• MATERIAL PROVIDED:

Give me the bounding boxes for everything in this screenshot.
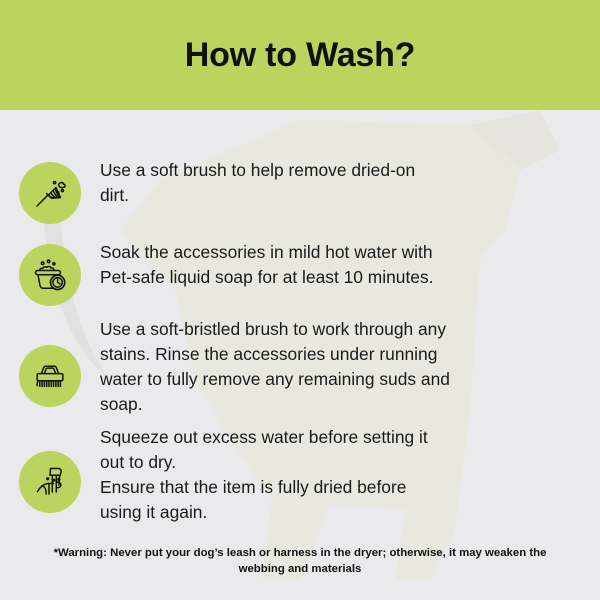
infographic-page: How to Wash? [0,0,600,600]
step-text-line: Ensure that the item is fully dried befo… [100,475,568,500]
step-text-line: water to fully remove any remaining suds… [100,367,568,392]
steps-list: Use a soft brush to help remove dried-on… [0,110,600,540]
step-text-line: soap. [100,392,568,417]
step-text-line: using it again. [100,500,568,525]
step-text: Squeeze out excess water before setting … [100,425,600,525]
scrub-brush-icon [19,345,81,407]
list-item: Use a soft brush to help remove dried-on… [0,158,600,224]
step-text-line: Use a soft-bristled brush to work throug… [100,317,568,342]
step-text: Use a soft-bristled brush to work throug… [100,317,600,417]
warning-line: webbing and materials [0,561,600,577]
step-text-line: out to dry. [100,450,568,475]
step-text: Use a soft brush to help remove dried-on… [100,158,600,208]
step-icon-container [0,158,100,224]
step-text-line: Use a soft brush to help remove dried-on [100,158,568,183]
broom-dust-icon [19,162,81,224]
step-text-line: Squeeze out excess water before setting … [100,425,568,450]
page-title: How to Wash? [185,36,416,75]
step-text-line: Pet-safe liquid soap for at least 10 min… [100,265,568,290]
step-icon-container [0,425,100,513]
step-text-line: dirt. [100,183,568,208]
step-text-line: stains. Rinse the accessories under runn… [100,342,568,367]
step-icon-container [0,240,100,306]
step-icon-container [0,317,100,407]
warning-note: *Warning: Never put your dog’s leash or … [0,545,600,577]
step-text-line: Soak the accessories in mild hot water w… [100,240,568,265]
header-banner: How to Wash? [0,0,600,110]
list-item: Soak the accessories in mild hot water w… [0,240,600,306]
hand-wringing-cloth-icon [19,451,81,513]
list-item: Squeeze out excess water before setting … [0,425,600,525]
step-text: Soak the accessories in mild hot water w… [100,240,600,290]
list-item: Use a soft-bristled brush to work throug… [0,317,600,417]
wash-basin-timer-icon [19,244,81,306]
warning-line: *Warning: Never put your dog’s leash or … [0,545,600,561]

• TASK PROMPT:
Pull out each line in the rows above that contains the word "accessories".

• FINISHED EXERCISE:
step-text-line: stains. Rinse the accessories under runn… [100,342,568,367]
step-text-line: Soak the accessories in mild hot water w… [100,240,568,265]
list-item: Soak the accessories in mild hot water w… [0,240,600,306]
step-text: Soak the accessories in mild hot water w… [100,240,600,290]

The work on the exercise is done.